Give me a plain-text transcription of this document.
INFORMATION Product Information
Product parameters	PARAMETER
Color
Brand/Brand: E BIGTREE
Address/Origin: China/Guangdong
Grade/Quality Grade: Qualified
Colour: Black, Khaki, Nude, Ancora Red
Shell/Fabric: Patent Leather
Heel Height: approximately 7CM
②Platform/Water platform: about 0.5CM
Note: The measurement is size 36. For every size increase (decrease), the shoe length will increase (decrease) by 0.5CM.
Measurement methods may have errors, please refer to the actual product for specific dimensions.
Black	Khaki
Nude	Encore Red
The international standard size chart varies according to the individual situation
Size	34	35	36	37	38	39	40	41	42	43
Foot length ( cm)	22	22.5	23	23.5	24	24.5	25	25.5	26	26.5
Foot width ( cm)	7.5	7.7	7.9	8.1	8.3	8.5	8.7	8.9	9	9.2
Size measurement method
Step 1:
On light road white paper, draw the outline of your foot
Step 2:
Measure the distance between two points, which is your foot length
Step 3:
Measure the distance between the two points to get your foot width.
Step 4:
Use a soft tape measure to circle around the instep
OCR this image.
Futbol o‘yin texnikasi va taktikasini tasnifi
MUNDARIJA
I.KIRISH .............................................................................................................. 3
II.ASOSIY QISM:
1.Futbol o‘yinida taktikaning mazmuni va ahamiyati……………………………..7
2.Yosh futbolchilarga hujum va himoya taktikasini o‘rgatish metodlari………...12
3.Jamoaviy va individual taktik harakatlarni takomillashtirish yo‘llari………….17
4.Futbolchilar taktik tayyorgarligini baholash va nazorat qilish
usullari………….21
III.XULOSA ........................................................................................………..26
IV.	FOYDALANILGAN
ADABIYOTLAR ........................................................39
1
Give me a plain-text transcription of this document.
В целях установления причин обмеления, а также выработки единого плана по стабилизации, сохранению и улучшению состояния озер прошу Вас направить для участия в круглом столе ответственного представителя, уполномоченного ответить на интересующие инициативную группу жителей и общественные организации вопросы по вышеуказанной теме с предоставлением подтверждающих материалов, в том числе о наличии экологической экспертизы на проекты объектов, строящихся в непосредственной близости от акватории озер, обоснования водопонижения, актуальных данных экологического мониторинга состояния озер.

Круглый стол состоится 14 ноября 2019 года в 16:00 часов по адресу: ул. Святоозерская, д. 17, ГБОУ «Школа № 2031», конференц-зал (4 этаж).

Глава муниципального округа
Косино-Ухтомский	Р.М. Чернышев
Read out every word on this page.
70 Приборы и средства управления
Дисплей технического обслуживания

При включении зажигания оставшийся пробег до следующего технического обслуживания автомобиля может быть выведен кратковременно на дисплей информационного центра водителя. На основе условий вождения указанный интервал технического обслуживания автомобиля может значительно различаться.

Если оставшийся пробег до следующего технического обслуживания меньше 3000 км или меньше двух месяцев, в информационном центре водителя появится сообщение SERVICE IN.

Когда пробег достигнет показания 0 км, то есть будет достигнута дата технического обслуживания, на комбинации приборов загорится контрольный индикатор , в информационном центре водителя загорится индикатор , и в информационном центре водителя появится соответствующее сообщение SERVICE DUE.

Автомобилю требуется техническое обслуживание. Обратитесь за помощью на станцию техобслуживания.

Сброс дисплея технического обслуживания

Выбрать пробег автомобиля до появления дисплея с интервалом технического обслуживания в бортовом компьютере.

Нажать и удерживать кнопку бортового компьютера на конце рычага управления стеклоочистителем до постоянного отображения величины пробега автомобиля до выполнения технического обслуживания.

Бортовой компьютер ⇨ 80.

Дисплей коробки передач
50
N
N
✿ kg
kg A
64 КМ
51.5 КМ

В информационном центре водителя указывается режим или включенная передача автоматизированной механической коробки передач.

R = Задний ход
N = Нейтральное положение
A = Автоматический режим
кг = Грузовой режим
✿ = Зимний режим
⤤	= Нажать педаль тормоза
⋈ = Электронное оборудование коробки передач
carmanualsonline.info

● PROBLEM
All lines holding the word "коробки" should be picked out and copied.

● SOLVED EXERCISE
Дисплей коробки передач
В информационном центре водителя указывается режим или включенная передача автоматизированной механической коробки передач.
⋈ = Электронное оборудование коробки передач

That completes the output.